Task -
Your task is to give the number of lines in the listing that include "convexe", and nothing else.

Records for this exercise -

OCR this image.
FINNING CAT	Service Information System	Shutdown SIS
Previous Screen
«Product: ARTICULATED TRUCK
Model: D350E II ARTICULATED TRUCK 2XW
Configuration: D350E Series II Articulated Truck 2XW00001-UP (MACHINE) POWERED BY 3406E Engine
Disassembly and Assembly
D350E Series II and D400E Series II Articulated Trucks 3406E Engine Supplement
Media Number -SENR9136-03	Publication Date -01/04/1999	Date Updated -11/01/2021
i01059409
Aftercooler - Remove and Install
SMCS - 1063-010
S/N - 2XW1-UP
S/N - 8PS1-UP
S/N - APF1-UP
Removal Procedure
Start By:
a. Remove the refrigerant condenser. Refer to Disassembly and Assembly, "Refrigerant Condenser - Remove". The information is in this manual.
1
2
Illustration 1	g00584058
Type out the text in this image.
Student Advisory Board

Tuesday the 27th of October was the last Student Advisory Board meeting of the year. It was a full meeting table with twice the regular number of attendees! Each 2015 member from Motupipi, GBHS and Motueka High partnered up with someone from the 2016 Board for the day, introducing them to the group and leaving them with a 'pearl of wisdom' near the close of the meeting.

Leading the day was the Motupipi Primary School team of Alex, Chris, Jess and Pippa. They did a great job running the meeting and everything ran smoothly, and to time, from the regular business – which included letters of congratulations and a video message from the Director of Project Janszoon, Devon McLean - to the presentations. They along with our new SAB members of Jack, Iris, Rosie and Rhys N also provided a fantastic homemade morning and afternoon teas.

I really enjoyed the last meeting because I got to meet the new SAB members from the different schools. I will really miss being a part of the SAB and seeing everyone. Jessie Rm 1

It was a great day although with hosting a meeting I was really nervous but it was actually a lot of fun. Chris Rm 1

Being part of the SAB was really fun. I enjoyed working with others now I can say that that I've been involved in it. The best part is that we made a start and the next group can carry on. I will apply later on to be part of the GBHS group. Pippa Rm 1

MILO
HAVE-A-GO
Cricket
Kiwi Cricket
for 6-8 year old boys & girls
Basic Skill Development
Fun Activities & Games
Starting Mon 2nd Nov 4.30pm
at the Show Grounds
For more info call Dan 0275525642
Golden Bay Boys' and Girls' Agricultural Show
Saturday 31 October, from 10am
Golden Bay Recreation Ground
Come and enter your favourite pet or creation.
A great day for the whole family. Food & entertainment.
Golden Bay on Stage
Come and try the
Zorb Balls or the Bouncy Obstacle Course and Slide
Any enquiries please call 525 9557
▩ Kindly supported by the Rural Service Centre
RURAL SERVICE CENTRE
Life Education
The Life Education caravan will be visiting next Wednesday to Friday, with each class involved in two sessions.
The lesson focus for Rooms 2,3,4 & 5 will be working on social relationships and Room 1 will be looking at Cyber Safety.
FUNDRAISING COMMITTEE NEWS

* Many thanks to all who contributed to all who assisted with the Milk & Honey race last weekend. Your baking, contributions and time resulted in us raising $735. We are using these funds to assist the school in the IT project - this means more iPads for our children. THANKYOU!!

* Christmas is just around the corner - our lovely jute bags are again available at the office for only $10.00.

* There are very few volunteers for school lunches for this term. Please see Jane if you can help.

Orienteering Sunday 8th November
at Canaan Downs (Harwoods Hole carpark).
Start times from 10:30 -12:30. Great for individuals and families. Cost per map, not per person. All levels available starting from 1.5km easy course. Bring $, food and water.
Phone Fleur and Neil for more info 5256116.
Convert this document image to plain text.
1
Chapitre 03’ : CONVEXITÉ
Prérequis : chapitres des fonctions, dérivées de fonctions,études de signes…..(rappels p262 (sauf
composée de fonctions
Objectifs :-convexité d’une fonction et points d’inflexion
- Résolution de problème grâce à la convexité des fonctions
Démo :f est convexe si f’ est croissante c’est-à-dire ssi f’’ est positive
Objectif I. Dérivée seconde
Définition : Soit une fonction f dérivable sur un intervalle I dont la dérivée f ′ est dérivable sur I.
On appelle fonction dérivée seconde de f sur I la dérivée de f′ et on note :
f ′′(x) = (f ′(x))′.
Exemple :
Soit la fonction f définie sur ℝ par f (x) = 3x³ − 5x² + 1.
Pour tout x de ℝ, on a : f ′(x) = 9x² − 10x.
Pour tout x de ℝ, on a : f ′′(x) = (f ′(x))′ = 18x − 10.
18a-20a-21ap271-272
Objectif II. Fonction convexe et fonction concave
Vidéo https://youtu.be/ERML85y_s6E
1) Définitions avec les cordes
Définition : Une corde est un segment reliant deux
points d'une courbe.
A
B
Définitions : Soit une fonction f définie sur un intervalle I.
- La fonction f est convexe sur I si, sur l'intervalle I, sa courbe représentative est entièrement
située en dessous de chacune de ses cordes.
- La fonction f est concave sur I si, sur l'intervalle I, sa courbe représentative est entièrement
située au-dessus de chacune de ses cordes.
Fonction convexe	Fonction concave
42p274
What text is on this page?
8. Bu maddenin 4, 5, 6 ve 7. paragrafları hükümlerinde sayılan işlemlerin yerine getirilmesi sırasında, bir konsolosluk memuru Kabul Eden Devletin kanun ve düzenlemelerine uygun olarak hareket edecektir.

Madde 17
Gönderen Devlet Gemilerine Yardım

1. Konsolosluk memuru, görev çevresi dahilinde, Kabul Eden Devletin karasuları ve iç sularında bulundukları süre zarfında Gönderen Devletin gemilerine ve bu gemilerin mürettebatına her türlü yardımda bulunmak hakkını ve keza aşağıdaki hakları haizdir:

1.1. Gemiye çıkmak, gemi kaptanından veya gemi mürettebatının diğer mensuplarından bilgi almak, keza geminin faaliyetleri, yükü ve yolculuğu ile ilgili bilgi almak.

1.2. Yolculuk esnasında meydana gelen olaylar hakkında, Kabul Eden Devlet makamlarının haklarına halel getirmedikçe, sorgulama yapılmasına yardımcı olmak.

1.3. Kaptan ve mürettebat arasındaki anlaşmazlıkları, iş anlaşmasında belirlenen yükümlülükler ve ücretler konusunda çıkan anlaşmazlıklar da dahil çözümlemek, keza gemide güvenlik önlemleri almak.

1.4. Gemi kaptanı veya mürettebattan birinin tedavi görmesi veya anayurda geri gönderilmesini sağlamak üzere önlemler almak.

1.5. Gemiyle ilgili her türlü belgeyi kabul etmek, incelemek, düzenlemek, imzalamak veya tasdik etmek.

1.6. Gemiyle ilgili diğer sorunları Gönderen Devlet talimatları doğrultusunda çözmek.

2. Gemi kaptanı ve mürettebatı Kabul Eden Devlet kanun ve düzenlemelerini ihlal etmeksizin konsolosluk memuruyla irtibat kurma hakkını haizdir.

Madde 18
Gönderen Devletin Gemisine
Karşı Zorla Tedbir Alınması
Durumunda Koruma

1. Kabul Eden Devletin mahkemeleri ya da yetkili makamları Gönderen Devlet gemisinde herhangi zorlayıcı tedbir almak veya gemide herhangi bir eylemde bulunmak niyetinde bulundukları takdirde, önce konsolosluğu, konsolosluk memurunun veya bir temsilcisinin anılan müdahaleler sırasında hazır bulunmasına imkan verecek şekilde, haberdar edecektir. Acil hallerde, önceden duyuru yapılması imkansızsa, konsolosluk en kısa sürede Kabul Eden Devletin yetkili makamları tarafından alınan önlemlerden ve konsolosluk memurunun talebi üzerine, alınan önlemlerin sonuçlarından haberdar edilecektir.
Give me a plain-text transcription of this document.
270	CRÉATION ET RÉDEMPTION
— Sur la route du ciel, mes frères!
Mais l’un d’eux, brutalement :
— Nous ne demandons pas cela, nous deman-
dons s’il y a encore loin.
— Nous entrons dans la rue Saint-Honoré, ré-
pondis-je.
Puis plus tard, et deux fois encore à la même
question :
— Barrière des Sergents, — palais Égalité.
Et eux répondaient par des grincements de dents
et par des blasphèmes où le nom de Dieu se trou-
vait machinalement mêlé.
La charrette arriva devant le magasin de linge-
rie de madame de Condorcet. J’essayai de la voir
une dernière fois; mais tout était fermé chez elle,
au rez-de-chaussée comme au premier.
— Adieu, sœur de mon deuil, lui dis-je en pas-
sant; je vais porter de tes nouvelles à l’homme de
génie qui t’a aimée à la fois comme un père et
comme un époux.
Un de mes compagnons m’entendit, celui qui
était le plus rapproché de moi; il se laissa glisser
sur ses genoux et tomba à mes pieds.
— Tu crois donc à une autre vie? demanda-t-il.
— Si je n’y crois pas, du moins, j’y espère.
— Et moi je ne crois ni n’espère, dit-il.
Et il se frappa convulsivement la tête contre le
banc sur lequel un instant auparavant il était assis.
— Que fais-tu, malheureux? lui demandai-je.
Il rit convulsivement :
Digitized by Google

Task output -
4